--- What the task requires ---
Copy all lines below containing "Public".

Part of a data file
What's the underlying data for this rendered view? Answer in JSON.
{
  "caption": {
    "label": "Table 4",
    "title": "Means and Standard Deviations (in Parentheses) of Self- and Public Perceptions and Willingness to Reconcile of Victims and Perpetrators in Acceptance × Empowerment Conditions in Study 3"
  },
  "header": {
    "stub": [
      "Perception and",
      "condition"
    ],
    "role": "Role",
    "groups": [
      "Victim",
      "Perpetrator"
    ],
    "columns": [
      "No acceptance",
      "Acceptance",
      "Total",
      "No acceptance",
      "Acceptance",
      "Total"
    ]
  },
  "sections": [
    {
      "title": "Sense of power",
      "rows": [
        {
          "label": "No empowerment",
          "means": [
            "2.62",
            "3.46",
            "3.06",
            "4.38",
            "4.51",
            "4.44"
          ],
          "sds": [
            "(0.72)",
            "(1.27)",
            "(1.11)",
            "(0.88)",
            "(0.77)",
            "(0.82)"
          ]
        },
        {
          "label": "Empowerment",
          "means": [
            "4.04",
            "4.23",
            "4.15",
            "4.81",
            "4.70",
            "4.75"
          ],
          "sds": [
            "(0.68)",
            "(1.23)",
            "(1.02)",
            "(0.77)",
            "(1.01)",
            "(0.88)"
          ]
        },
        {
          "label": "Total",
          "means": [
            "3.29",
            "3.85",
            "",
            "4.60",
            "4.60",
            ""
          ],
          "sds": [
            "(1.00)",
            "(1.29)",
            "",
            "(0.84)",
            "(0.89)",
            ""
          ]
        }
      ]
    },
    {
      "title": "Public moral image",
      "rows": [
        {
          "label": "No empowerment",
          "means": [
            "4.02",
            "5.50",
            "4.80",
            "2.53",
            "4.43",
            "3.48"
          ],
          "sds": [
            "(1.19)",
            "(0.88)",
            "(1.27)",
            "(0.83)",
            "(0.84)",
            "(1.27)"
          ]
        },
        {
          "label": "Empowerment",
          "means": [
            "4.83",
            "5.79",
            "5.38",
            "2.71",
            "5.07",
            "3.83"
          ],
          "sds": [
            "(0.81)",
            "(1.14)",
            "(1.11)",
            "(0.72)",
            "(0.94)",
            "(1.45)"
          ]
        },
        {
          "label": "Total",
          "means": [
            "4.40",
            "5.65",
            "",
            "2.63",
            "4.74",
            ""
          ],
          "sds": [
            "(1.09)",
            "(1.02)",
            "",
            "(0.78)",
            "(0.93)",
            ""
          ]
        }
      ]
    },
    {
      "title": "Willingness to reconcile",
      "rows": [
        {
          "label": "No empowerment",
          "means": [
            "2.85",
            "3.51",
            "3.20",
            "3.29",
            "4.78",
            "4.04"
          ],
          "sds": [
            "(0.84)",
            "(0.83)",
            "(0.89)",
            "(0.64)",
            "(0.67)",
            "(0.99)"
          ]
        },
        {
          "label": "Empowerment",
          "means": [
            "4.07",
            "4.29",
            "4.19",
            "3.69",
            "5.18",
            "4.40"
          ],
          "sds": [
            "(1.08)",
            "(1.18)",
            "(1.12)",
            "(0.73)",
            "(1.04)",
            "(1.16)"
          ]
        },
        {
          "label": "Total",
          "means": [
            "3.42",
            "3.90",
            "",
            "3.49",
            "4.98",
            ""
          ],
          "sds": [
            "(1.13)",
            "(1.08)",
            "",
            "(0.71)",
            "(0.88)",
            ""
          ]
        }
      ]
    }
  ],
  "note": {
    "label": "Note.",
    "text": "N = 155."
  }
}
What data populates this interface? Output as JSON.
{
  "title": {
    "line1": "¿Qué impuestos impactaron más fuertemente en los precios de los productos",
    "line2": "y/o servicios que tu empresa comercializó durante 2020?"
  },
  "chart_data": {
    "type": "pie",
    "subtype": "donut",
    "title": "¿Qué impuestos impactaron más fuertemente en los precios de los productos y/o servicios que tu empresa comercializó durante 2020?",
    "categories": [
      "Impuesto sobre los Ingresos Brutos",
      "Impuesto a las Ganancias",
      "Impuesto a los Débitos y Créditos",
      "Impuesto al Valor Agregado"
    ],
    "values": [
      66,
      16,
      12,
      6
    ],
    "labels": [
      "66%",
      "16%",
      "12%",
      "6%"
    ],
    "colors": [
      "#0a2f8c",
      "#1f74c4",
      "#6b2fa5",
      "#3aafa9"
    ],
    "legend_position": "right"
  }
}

--- The solution ---
    "title": "Means and Standard Deviations (in Parentheses) of Self- and Public Perceptions and Willingness to Reconcile of Victims and Perpetrators in Acceptance × Empowerment Conditions in Study 3"
      "title": "Public moral image",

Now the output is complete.